Document:
____________

At any rate, I can remember what this tart tasted like. It was pretty delicious, if I do say so myself. I'll grant that I'm a quince junkie, willing to eat just about anything with a quince in it, but this was really special. For a dessert that contained no chocolate whatsoever I would cheerfully eat it again and again. In fact, if I'm feeling up to pastry by the weekend perhaps I'll do just that. I used a family recipe for the pie crust, in a whole-wheat version of course. I do think that an almond cream would have worked better than vanilla, but my daughter is still prohibited from eating almonds and the vanilla certainly didn't taste like second best.
Quince Tart with Vanilla Cream (serves 8; approx. $0.59/serving)
1 single-crust pie crust of your choice
4 quinces, peeled, seeded and thinly sliced
2 cups sweet wine
1/2 teaspoon ground cardamom
1/4 teaspoon ground cinnamon
1/4 teaspoon ground allspice
2 cups plus 2 tablespoons whole milk
1/2 cup pus one tablespoon raw sugar
5 egg yolks
4 tablespoons heavy cream
5 tablespoons cornstarch
2 tablespoons vanilla extract
- Pie plate
- Rolling pin
- Spoon or ladle
- Plastic wrap
- Two saucepans
- Combine the wine and spices in one of the saucepans and bring to a simmer.
- Add the quince slices and simmer until just tender. This could take a while, but your house will smell great while you're doing it so that's okay. Note: I actually did this the day before I baked, stored the quinces in the poaching liquid in the refrigerator and proceeded the next day.
- Combine half of the sugar with the milk in the second saucepan and bring to a simmer over low heat. Stir until the sugar is dissolved.

____________

Provided information:
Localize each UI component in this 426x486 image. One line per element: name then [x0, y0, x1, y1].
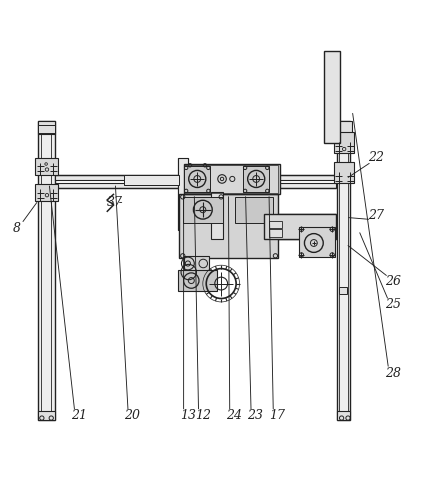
Bar	[55, 174, 336, 180]
Text: 20: 20	[124, 409, 140, 422]
Text: 37: 37	[107, 196, 123, 209]
Bar	[243, 166, 268, 192]
Text: 21: 21	[71, 409, 87, 422]
Text: 12: 12	[194, 409, 210, 422]
Bar	[183, 164, 279, 194]
Bar	[182, 197, 223, 223]
Text: 28: 28	[384, 367, 400, 380]
Bar	[337, 122, 349, 420]
Text: 23: 23	[247, 409, 263, 422]
Bar	[37, 122, 55, 134]
Text: 8: 8	[13, 222, 21, 235]
Bar	[55, 183, 336, 189]
Bar	[184, 165, 278, 193]
Text: 25: 25	[384, 298, 400, 312]
Bar	[298, 227, 334, 257]
Text: 17: 17	[269, 409, 285, 422]
Bar	[124, 174, 179, 185]
Text: 13: 13	[179, 409, 196, 422]
Bar	[334, 122, 351, 134]
Bar	[268, 229, 281, 237]
Text: 27: 27	[367, 209, 383, 222]
Bar	[338, 287, 346, 294]
Bar	[334, 132, 353, 153]
Bar	[37, 125, 55, 133]
Bar	[35, 184, 58, 201]
Text: 22: 22	[367, 151, 383, 164]
Bar	[263, 214, 336, 239]
Bar	[37, 122, 55, 420]
Bar	[334, 162, 353, 183]
Bar	[37, 411, 55, 420]
Bar	[183, 256, 209, 272]
Bar	[234, 197, 273, 223]
Bar	[184, 166, 210, 192]
Bar	[35, 157, 58, 174]
Text: 24: 24	[225, 409, 242, 422]
Bar	[179, 194, 277, 258]
Bar	[323, 51, 339, 143]
Bar	[178, 157, 187, 230]
Bar	[337, 411, 349, 420]
Text: 26: 26	[384, 275, 400, 288]
Bar	[268, 221, 281, 228]
Bar	[178, 270, 216, 291]
Bar	[211, 192, 223, 239]
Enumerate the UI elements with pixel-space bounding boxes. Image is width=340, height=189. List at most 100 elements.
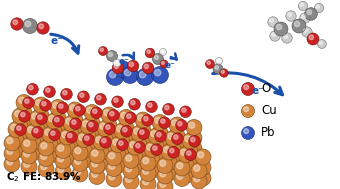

____________

Exercise instructions:
1. Copy out every line of the records above verbatim, leaving out the pictures.
2. Pick up the quince tart recipe after its final step and keep writing it.

Responses to the exercise:
1.
Localize each UI component in this 426x486 image. One line per element: name then [x0, y0, x1, y1].
Bar	[55, 174, 336, 180]
Text: 20: 20	[124, 409, 140, 422]
Text: 37: 37	[107, 196, 123, 209]
Bar	[243, 166, 268, 192]
Text: 21: 21	[71, 409, 87, 422]
Text: 12: 12	[194, 409, 210, 422]
Bar	[183, 164, 279, 194]
Bar	[182, 197, 223, 223]
Text: 28: 28	[384, 367, 400, 380]
Bar	[337, 122, 349, 420]
Text: 23: 23	[247, 409, 263, 422]
Bar	[37, 122, 55, 134]
Text: 8: 8	[13, 222, 21, 235]
Bar	[55, 183, 336, 189]
Bar	[184, 165, 278, 193]
Text: 25: 25	[384, 298, 400, 312]
Bar	[298, 227, 334, 257]
Text: 17: 17	[269, 409, 285, 422]
Bar	[124, 174, 179, 185]
Text: 13: 13	[179, 409, 196, 422]
Bar	[334, 122, 351, 134]
Bar	[268, 229, 281, 237]
Text: 27: 27	[367, 209, 383, 222]
Bar	[338, 287, 346, 294]
Bar	[334, 132, 353, 153]
Bar	[37, 125, 55, 133]
Bar	[35, 184, 58, 201]
Text: 22: 22	[367, 151, 383, 164]
Bar	[263, 214, 336, 239]
Bar	[37, 122, 55, 420]
Bar	[334, 162, 353, 183]
Bar	[37, 411, 55, 420]
Bar	[183, 256, 209, 272]
Bar	[234, 197, 273, 223]
Bar	[184, 166, 210, 192]
Bar	[35, 157, 58, 174]
Text: 24: 24	[225, 409, 242, 422]
Bar	[179, 194, 277, 258]
Bar	[323, 51, 339, 143]
Bar	[178, 157, 187, 230]
Bar	[337, 411, 349, 420]
Text: 26: 26	[384, 275, 400, 288]
Bar	[268, 221, 281, 228]
Bar	[178, 270, 216, 291]
Bar	[211, 192, 223, 239]
Enumerate the UI elements with pixel-space bounding boxes. Image is width=340, height=189. List at most 100 elements.

2.
- Combine the cornstarch, vanilla, egg yolks and cream along with the remaining sugar in the bowl. Whisk to thoroughly combine.
- Spoon or ladle a small amount of the hot milk mixture into the bowl and whisk to combine.
- Pour the egg mixture into the milk in the saucepan and whisk to combine. Heat over medium-low heat until a simmer is reached, then reduce heat and simmer.
- Cook, stirring constantly, until the mixture is thickened and smooth. This should take a minimum of ten minutes.
- Pour into a container, cover with plastic wrap and chill for at least half an hour before proceeding. Note: I also did this the day before I baked.
- When you're ready to bake, preheat your oven to 425︒.
- Roll out your pie crust by whatever method suits your skills and line your pie plate with it. Sometimes I like to paint the bottom of the crust with a little egg yolk. I read once that this helps to keep the crust from getting soggy. I don't know if this is actually helpful or if I'm deluding myself.
- Put the pastry cream on the bottom of the tart. Try to get the layer as even as possible.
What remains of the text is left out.